(WHAT NEEDS TO BE DONE)
Every line below should be repeated exactly.

====== DATA EXCERPTS ======

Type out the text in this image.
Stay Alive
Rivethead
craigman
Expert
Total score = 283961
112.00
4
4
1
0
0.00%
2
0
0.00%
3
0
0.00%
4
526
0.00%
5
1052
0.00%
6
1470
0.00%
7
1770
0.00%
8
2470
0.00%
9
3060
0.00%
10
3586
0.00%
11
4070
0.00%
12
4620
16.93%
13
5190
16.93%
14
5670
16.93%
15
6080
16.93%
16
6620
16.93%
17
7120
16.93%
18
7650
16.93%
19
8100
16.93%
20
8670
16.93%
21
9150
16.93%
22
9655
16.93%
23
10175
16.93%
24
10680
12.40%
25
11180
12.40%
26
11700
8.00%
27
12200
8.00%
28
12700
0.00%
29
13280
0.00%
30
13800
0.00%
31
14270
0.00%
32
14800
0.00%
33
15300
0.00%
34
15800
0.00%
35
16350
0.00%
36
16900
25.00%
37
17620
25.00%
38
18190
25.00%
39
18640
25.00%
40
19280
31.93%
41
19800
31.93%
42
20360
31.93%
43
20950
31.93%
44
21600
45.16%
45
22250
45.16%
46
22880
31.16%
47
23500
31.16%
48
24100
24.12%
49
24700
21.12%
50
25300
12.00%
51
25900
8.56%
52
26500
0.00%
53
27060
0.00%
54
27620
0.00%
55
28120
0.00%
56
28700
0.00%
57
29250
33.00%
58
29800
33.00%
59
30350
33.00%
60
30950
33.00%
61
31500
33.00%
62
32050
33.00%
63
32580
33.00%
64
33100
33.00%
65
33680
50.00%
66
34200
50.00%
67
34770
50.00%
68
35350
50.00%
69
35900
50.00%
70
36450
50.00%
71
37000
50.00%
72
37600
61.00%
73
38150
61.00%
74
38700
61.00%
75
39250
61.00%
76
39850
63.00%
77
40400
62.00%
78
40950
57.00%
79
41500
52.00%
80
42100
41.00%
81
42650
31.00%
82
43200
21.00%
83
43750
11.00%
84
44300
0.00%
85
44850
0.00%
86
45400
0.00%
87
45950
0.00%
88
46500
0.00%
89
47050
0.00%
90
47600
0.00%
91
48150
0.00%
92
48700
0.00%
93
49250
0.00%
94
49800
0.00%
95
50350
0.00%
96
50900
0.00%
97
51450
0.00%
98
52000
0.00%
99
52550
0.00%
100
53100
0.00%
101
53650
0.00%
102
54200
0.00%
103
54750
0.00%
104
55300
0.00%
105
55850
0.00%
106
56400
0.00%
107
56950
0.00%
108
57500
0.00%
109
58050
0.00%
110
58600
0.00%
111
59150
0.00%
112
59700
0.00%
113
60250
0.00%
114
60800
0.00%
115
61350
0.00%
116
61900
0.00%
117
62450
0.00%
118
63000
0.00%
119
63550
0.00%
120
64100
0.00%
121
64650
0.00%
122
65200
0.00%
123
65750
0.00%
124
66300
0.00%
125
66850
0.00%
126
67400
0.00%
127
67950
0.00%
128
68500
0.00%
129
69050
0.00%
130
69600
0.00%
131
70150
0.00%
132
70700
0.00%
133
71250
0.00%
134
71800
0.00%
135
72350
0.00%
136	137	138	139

======

(CORRECT RESPONSE)
Type out the text in this image.
Stay Alive
Rivethead
craigman
Expert
Total score = 283961
112.00
4
4
1
0
0.00%
2
0
0.00%
3
0
0.00%
4
526
0.00%
5
1052
0.00%
6
1470
0.00%
7
1770
0.00%
8
2470
0.00%
9
3060
0.00%
10
3586
0.00%
11
4070
0.00%
12
4620
16.93%
13
5190
16.93%
14
5670
16.93%
15
6080
16.93%
16
6620
16.93%
17
7120
16.93%
18
7650
16.93%
19
8100
16.93%
20
8670
16.93%
21
9150
16.93%
22
9655
16.93%
23
10175
16.93%
24
10680
12.40%
25
11180
12.40%
26
11700
8.00%
27
12200
8.00%
28
12700
0.00%
29
13280
0.00%
30
13800
0.00%
31
14270
0.00%
32
14800
0.00%
33
15300
0.00%
34
15800
0.00%
35
16350
0.00%
36
16900
25.00%
37
17620
25.00%
38
18190
25.00%
39
18640
25.00%
40
19280
31.93%
41
19800
31.93%
42
20360
31.93%
43
20950
31.93%
44
21600
45.16%
45
22250
45.16%
46
22880
31.16%
47
23500
31.16%
48
24100
24.12%
49
24700
21.12%
50
25300
12.00%
51
25900
8.56%
52
26500
0.00%
53
27060
0.00%
54
27620
0.00%
55
28120
0.00%
56
28700
0.00%
57
29250
33.00%
58
29800
33.00%
59
30350
33.00%
60
30950
33.00%
61
31500
33.00%
62
32050
33.00%
63
32580
33.00%
64
33100
33.00%
65
33680
50.00%
66
34200
50.00%
67
34770
50.00%
68
35350
50.00%
69
35900
50.00%
70
36450
50.00%
71
37000
50.00%
72
37600
61.00%
73
38150
61.00%
74
38700
61.00%
75
39250
61.00%
76
39850
63.00%
77
40400
62.00%
78
40950
57.00%
79
41500
52.00%
80
42100
41.00%
81
42650
31.00%
82
43200
21.00%
83
43750
11.00%
84
44300
0.00%
85
44850
0.00%
86
45400
0.00%
87
45950
0.00%
88
46500
0.00%
89
47050
0.00%
90
47600
0.00%
91
48150
0.00%
92
48700
0.00%
93
49250
0.00%
94
49800
0.00%
95
50350
0.00%
96
50900
0.00%
97
51450
0.00%
98
52000
0.00%
99
52550
0.00%
100
53100
0.00%
101
53650
0.00%
102
54200
0.00%
103
54750
0.00%
104
55300
0.00%
105
55850
0.00%
106
56400
0.00%
107
56950
0.00%
108
57500
0.00%
109
58050
0.00%
110
58600
0.00%
111
59150
0.00%
112
59700
0.00%
113
60250
0.00%
114
60800
0.00%
115
61350
0.00%
116
61900
0.00%
117
62450
0.00%
118
63000
0.00%
119
63550
0.00%
120
64100
0.00%
121
64650
0.00%
122
65200
0.00%
123
65750
0.00%
124
66300
0.00%
125
66850
0.00%
126
67400
0.00%
127
67950
0.00%
128
68500
0.00%
129
69050
0.00%
130
69600
0.00%
131
70150
0.00%
132
70700
0.00%
133
71250
0.00%
134
71800
0.00%
135
72350
0.00%
136	137	138	139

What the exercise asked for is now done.